## Problem to solve
Select, from the data, each line where "store" occurs.

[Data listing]
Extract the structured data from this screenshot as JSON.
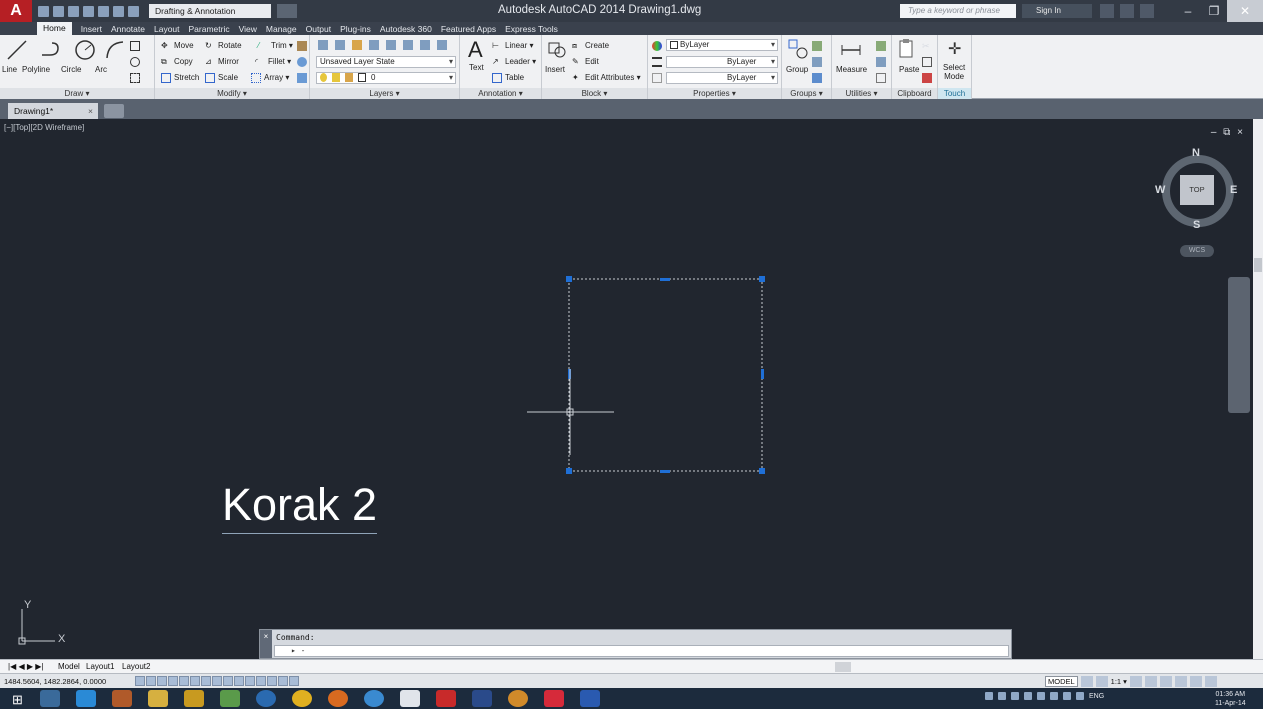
{
  "window": {
    "title": "Autodesk AutoCAD 2014   Drawing1.dwg",
    "workspace": "Drafting & Annotation",
    "search_placeholder": "Type a keyword or phrase",
    "sign_in": "Sign In",
    "app_letter": "A"
  },
  "ribbon_tabs": [
    "Home",
    "Insert",
    "Annotate",
    "Layout",
    "Parametric",
    "View",
    "Manage",
    "Output",
    "Plug-ins",
    "Autodesk 360",
    "Featured Apps",
    "Express Tools"
  ],
  "panels": {
    "draw": {
      "title": "Draw ▾",
      "line": "Line",
      "polyline": "Polyline",
      "circle": "Circle",
      "arc": "Arc"
    },
    "modify": {
      "title": "Modify ▾",
      "move": "Move",
      "rotate": "Rotate",
      "trim": "Trim",
      "copy": "Copy",
      "mirror": "Mirror",
      "fillet": "Fillet",
      "stretch": "Stretch",
      "scale": "Scale",
      "array": "Array"
    },
    "layers": {
      "title": "Layers ▾",
      "layer_state": "Unsaved Layer State",
      "current_layer": "0"
    },
    "annotation": {
      "title": "Annotation ▾",
      "text": "Text",
      "linear": "Linear",
      "leader": "Leader",
      "table": "Table"
    },
    "block": {
      "title": "Block ▾",
      "insert": "Insert",
      "create": "Create",
      "edit": "Edit",
      "edit_attributes": "Edit Attributes"
    },
    "properties": {
      "title": "Properties ▾",
      "color": "ByLayer",
      "lineweight": "ByLayer",
      "linetype": "ByLayer"
    },
    "groups": {
      "title": "Groups ▾",
      "group": "Group"
    },
    "utilities": {
      "title": "Utilities ▾",
      "measure": "Measure"
    },
    "clipboard": {
      "title": "Clipboard",
      "paste": "Paste"
    },
    "touch": {
      "title": "Touch",
      "select_mode_1": "Select",
      "select_mode_2": "Mode"
    }
  },
  "doc_tab": {
    "name": "Drawing1*",
    "close": "×"
  },
  "viewport": {
    "label": "[−][Top][2D Wireframe]",
    "controls": "– ⧉ ×",
    "viewcube": {
      "top": "TOP",
      "n": "N",
      "s": "S",
      "e": "E",
      "w": "W",
      "wcs": "WCS"
    },
    "text": "Korak 2",
    "ucs_x": "X",
    "ucs_y": "Y"
  },
  "command": {
    "history": "Command:",
    "prompt": "▸ -",
    "close": "×"
  },
  "layouts": {
    "nav": "|◀ ◀ ▶ ▶|",
    "model": "Model",
    "layout1": "Layout1",
    "layout2": "Layout2"
  },
  "status": {
    "coords": "1484.5604, 1482.2864, 0.0000",
    "model": "MODEL",
    "scale": "1:1 ▾"
  },
  "taskbar": {
    "lang": "ENG",
    "time": "01:36 AM",
    "date": "11-Apr-14"
  }
}
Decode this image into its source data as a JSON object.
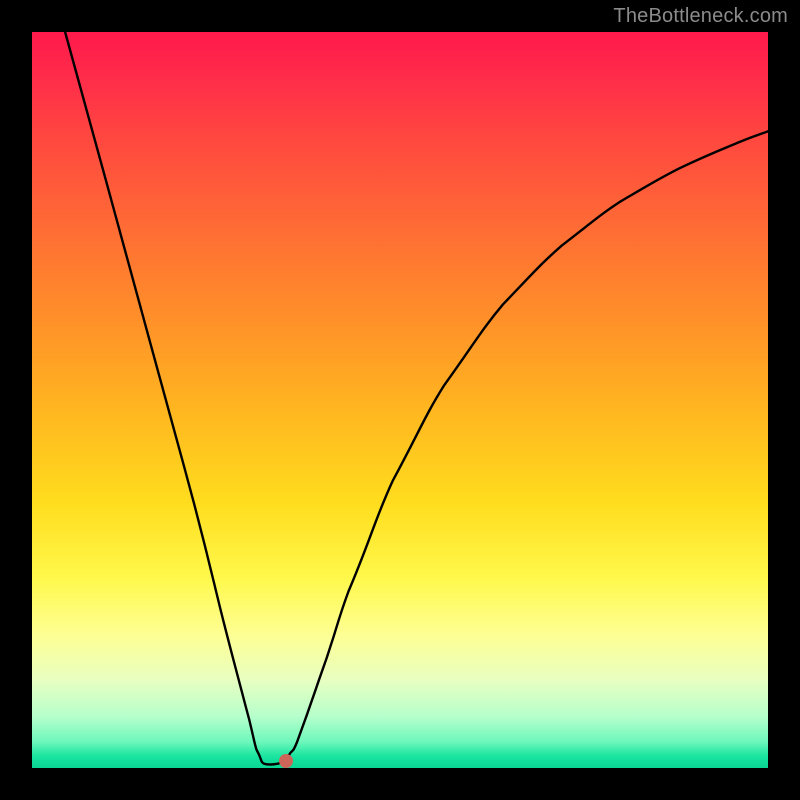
{
  "watermark": "TheBottleneck.com",
  "dot_color": "#cc6659",
  "curve_color": "#000000",
  "chart_data": {
    "type": "line",
    "title": "",
    "xlabel": "",
    "ylabel": "",
    "xlim": [
      0,
      1
    ],
    "ylim": [
      0,
      1
    ],
    "series": [
      {
        "name": "curve",
        "points": [
          {
            "x": 0.045,
            "y": 1.0
          },
          {
            "x": 0.1,
            "y": 0.8
          },
          {
            "x": 0.16,
            "y": 0.58
          },
          {
            "x": 0.22,
            "y": 0.36
          },
          {
            "x": 0.26,
            "y": 0.2
          },
          {
            "x": 0.29,
            "y": 0.085
          },
          {
            "x": 0.305,
            "y": 0.025
          },
          {
            "x": 0.315,
            "y": 0.006
          },
          {
            "x": 0.335,
            "y": 0.006
          },
          {
            "x": 0.345,
            "y": 0.01
          },
          {
            "x": 0.36,
            "y": 0.035
          },
          {
            "x": 0.39,
            "y": 0.12
          },
          {
            "x": 0.43,
            "y": 0.24
          },
          {
            "x": 0.49,
            "y": 0.39
          },
          {
            "x": 0.56,
            "y": 0.52
          },
          {
            "x": 0.64,
            "y": 0.63
          },
          {
            "x": 0.72,
            "y": 0.71
          },
          {
            "x": 0.8,
            "y": 0.77
          },
          {
            "x": 0.88,
            "y": 0.815
          },
          {
            "x": 0.96,
            "y": 0.85
          },
          {
            "x": 1.0,
            "y": 0.865
          }
        ]
      }
    ],
    "marker": {
      "x": 0.345,
      "y": 0.01
    }
  }
}
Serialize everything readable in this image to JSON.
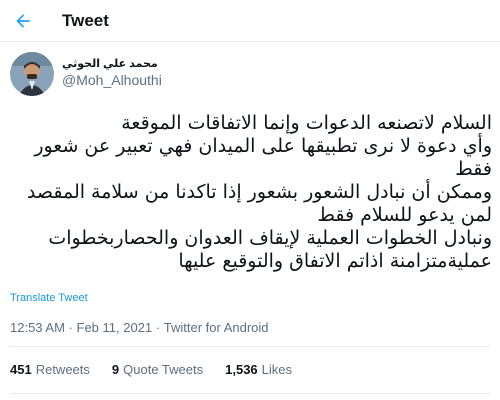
{
  "header": {
    "title": "Tweet",
    "back_icon": "arrow-left-icon",
    "accent": "#1da1f2"
  },
  "author": {
    "display_name": "محمد علي الحوثي",
    "handle": "@Moh_Alhouthi"
  },
  "tweet": {
    "lines": [
      "السلام لاتصنعه الدعوات وإنما الاتفاقات الموقعة",
      "وأي دعوة لا نرى تطبيقها على الميدان فهي تعبير عن شعور فقط",
      "وممكن أن نبادل الشعور بشعور إذا تاكدنا من سلامة المقصد لمن يدعو للسلام فقط",
      "ونبادل الخطوات العملية لإيقاف العدوان والحصاربخطوات عمليةمتزامنة اذاتم الاتفاق والتوقيع عليها"
    ]
  },
  "translate_label": "Translate Tweet",
  "meta": {
    "time": "12:53 AM",
    "date": "Feb 11, 2021",
    "source": "Twitter for Android",
    "separator": "·"
  },
  "stats": {
    "retweets_count": "451",
    "retweets_label": "Retweets",
    "quotes_count": "9",
    "quotes_label": "Quote Tweets",
    "likes_count": "1,536",
    "likes_label": "Likes"
  }
}
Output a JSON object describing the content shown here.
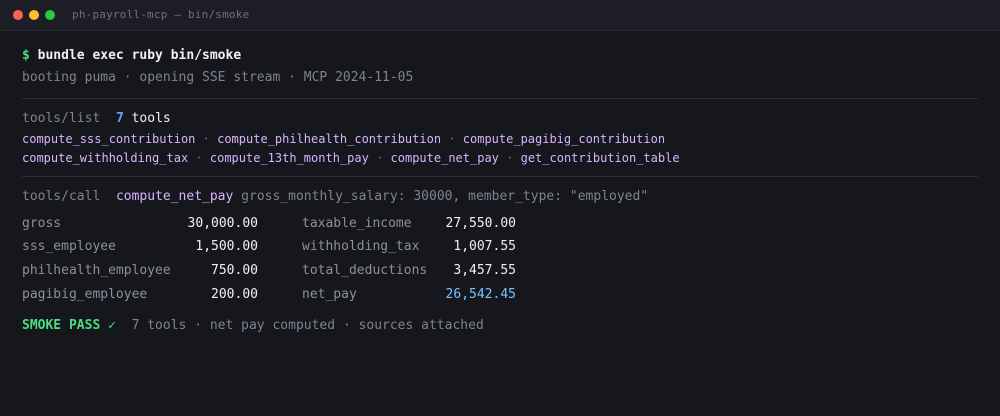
{
  "window": {
    "title": "ph-payroll-mcp — bin/smoke",
    "controls": [
      "close",
      "minimize",
      "zoom"
    ]
  },
  "terminal": {
    "prompt_symbol": "$",
    "command": "bundle exec ruby bin/smoke",
    "boot_message": "booting puma · opening SSE stream · MCP 2024-11-05",
    "tools_list": {
      "label": "tools/list",
      "count": "7",
      "count_suffix": "tools",
      "rows": [
        [
          "compute_sss_contribution",
          "compute_philhealth_contribution",
          "compute_pagibig_contribution"
        ],
        [
          "compute_withholding_tax",
          "compute_13th_month_pay",
          "compute_net_pay",
          "get_contribution_table"
        ]
      ],
      "separator": "·"
    },
    "tools_call": {
      "label": "tools/call",
      "tool": "compute_net_pay",
      "args": "gross_monthly_salary: 30000, member_type: \"employed\""
    },
    "results": {
      "left": [
        {
          "key": "gross",
          "value": "30,000.00"
        },
        {
          "key": "sss_employee",
          "value": "1,500.00"
        },
        {
          "key": "philhealth_employee",
          "value": "750.00"
        },
        {
          "key": "pagibig_employee",
          "value": "200.00"
        }
      ],
      "right": [
        {
          "key": "taxable_income",
          "value": "27,550.00"
        },
        {
          "key": "withholding_tax",
          "value": "1,007.55"
        },
        {
          "key": "total_deductions",
          "value": "3,457.55"
        },
        {
          "key": "net_pay",
          "value": "26,542.45",
          "highlight": true
        }
      ]
    },
    "status": {
      "label": "SMOKE PASS ✓",
      "message": "7 tools · net pay computed · sources attached"
    }
  },
  "colors": {
    "background": "#16171d",
    "prompt_green": "#4ade80",
    "tool_purple": "#d8b4fe",
    "count_blue": "#60a5fa",
    "net_pay_blue": "#7cc3ff",
    "muted_gray": "#7f838f"
  }
}
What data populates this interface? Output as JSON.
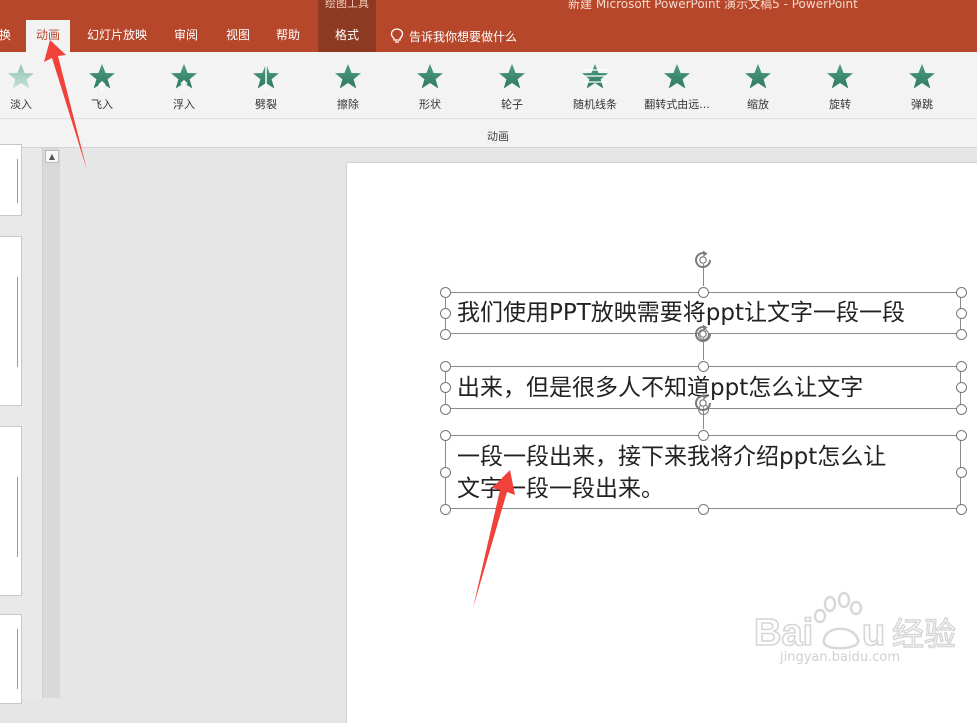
{
  "window": {
    "title": "新建 Microsoft PowerPoint 演示文稿5 - PowerPoint",
    "contextual_group": "绘图工具"
  },
  "tabs": [
    {
      "label": "换",
      "active": false
    },
    {
      "label": "动画",
      "active": true
    },
    {
      "label": "幻灯片放映",
      "active": false
    },
    {
      "label": "审阅",
      "active": false
    },
    {
      "label": "视图",
      "active": false
    },
    {
      "label": "帮助",
      "active": false
    },
    {
      "label": "格式",
      "active": false
    }
  ],
  "tellme": {
    "text": "告诉我你想要做什么",
    "icon": "lightbulb-icon"
  },
  "ribbon": {
    "effects": [
      {
        "label": "淡入",
        "icon": "star-fade-icon"
      },
      {
        "label": "飞入",
        "icon": "star-fly-in-icon"
      },
      {
        "label": "浮入",
        "icon": "star-float-icon"
      },
      {
        "label": "劈裂",
        "icon": "star-split-icon"
      },
      {
        "label": "擦除",
        "icon": "star-wipe-icon"
      },
      {
        "label": "形状",
        "icon": "star-shape-icon"
      },
      {
        "label": "轮子",
        "icon": "star-wheel-icon"
      },
      {
        "label": "随机线条",
        "icon": "star-random-bars-icon"
      },
      {
        "label": "翻转式由远...",
        "icon": "star-grow-turn-icon"
      },
      {
        "label": "缩放",
        "icon": "star-zoom-icon"
      },
      {
        "label": "旋转",
        "icon": "star-swivel-icon"
      },
      {
        "label": "弹跳",
        "icon": "star-bounce-icon"
      }
    ],
    "group_label": "动画"
  },
  "slide": {
    "textboxes": [
      {
        "lines": [
          "我们使用PPT放映需要将ppt让文字一段一段"
        ]
      },
      {
        "lines": [
          "出来，但是很多人不知道ppt怎么让文字"
        ]
      },
      {
        "lines": [
          "一段一段出来，接下来我将介绍ppt怎么让",
          "文字一段一段出来。"
        ]
      }
    ]
  },
  "watermark": {
    "text": "jingyan.baidu.com"
  },
  "colors": {
    "accent": "#b7472a",
    "ribbon_bg": "#f3f3f3",
    "star": "#3f8f74",
    "arrow": "#f0413a"
  }
}
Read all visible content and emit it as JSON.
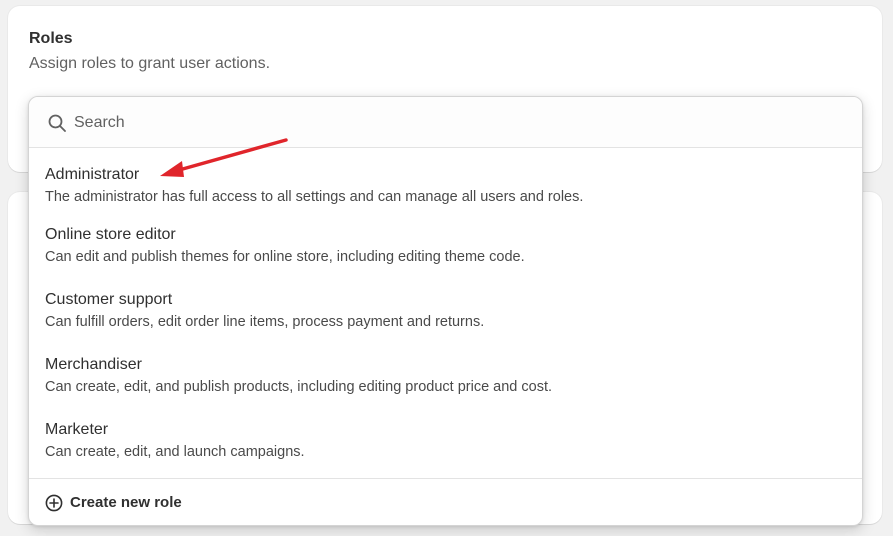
{
  "roles_card": {
    "title": "Roles",
    "subtitle": "Assign roles to grant user actions."
  },
  "search": {
    "placeholder": "Search",
    "icon": "search-icon"
  },
  "roles": [
    {
      "name": "Administrator",
      "description": "The administrator has full access to all settings and can manage all users and roles."
    },
    {
      "name": "Online store editor",
      "description": "Can edit and publish themes for online store, including editing theme code."
    },
    {
      "name": "Customer support",
      "description": "Can fulfill orders, edit order line items, process payment and returns."
    },
    {
      "name": "Merchandiser",
      "description": "Can create, edit, and publish products, including editing product price and cost."
    },
    {
      "name": "Marketer",
      "description": "Can create, edit, and launch campaigns."
    }
  ],
  "footer": {
    "create_label": "Create new role",
    "icon": "plus-circle-icon"
  },
  "annotation": {
    "arrow_color": "#e0252b"
  }
}
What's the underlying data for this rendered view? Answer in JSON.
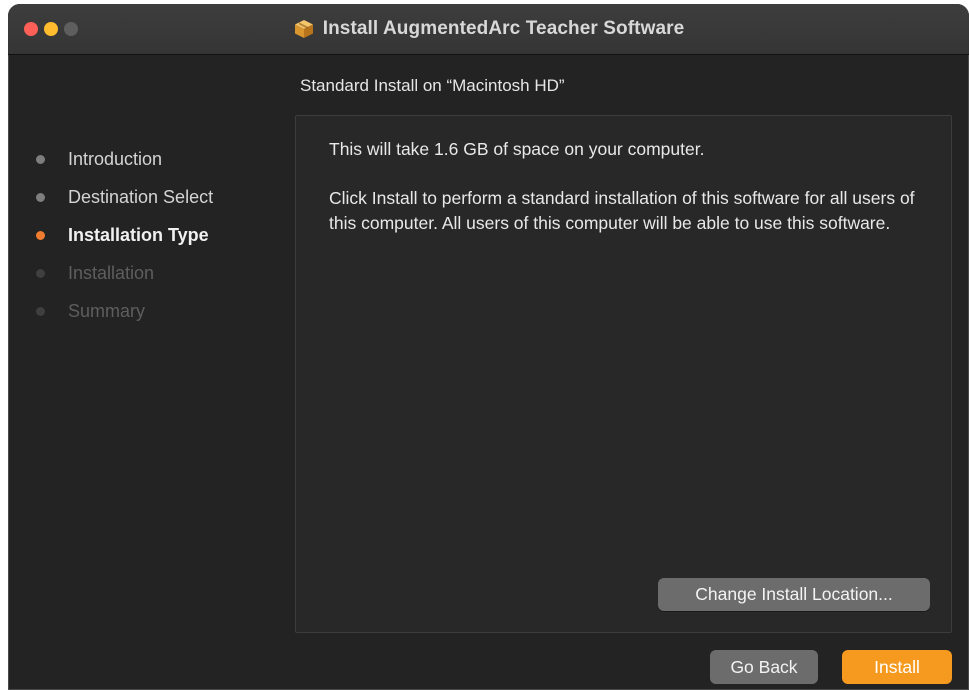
{
  "window": {
    "title": "Install AugmentedArc Teacher Software",
    "icon": "package-icon"
  },
  "heading": "Standard Install on “Macintosh HD”",
  "steps": [
    {
      "label": "Introduction",
      "state": "done"
    },
    {
      "label": "Destination Select",
      "state": "done"
    },
    {
      "label": "Installation Type",
      "state": "current"
    },
    {
      "label": "Installation",
      "state": "pending"
    },
    {
      "label": "Summary",
      "state": "pending"
    }
  ],
  "panel": {
    "space_text": "This will take 1.6 GB of space on your computer.",
    "description": "Click Install to perform a standard installation of this software for all users of this computer. All users of this computer will be able to use this software.",
    "change_location_label": "Change Install Location..."
  },
  "footer": {
    "go_back_label": "Go Back",
    "install_label": "Install"
  },
  "colors": {
    "accent": "#f59a1e",
    "current_step_dot": "#f07d2f",
    "window_bg": "#232323",
    "close": "#fe5f57",
    "minimize": "#febc2e"
  }
}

## Exercise result
      "name": "Online store editor",
      "description": "Can edit and publish themes for online store, including editing theme code."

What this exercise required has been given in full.